Figure dataset records

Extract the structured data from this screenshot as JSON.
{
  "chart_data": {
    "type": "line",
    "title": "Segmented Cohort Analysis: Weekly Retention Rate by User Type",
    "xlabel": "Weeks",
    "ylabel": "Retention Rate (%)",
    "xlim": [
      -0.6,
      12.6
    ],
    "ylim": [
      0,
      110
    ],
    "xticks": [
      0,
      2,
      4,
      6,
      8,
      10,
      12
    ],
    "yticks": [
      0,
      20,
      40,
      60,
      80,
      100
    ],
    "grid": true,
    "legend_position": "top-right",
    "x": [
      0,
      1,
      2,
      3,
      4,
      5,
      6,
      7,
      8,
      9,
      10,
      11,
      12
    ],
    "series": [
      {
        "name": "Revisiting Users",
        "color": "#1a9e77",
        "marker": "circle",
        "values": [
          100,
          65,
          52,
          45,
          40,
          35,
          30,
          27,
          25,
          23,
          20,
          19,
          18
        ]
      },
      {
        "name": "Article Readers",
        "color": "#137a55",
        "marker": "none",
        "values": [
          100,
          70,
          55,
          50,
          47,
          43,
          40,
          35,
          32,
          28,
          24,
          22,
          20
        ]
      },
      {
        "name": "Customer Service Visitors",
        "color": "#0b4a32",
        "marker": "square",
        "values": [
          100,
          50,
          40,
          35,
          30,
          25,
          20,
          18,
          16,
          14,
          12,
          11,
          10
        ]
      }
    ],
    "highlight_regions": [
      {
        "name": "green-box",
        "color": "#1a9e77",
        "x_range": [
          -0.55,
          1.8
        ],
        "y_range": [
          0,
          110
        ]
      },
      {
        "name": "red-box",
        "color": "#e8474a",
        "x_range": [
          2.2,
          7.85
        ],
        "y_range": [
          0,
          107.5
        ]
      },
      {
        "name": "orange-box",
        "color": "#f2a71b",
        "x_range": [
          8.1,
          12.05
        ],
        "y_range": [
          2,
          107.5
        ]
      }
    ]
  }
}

_Requirement:_
Repeat every line of the records above exactly.

_Output of the exercise:_
Extract the structured data from this screenshot as JSON.
{
  "chart_data": {
    "type": "line",
    "title": "Segmented Cohort Analysis: Weekly Retention Rate by User Type",
    "xlabel": "Weeks",
    "ylabel": "Retention Rate (%)",
    "xlim": [
      -0.6,
      12.6
    ],
    "ylim": [
      0,
      110
    ],
    "xticks": [
      0,
      2,
      4,
      6,
      8,
      10,
      12
    ],
    "yticks": [
      0,
      20,
      40,
      60,
      80,
      100
    ],
    "grid": true,
    "legend_position": "top-right",
    "x": [
      0,
      1,
      2,
      3,
      4,
      5,
      6,
      7,
      8,
      9,
      10,
      11,
      12
    ],
    "series": [
      {
        "name": "Revisiting Users",
        "color": "#1a9e77",
        "marker": "circle",
        "values": [
          100,
          65,
          52,
          45,
          40,
          35,
          30,
          27,
          25,
          23,
          20,
          19,
          18
        ]
      },
      {
        "name": "Article Readers",
        "color": "#137a55",
        "marker": "none",
        "values": [
          100,
          70,
          55,
          50,
          47,
          43,
          40,
          35,
          32,
          28,
          24,
          22,
          20
        ]
      },
      {
        "name": "Customer Service Visitors",
        "color": "#0b4a32",
        "marker": "square",
        "values": [
          100,
          50,
          40,
          35,
          30,
          25,
          20,
          18,
          16,
          14,
          12,
          11,
          10
        ]
      }
    ],
    "highlight_regions": [
      {
        "name": "green-box",
        "color": "#1a9e77",
        "x_range": [
          -0.55,
          1.8
        ],
        "y_range": [
          0,
          110
        ]
      },
      {
        "name": "red-box",
        "color": "#e8474a",
        "x_range": [
          2.2,
          7.85
        ],
        "y_range": [
          0,
          107.5
        ]
      },
      {
        "name": "orange-box",
        "color": "#f2a71b",
        "x_range": [
          8.1,
          12.05
        ],
        "y_range": [
          2,
          107.5
        ]
      }
    ]
  }
}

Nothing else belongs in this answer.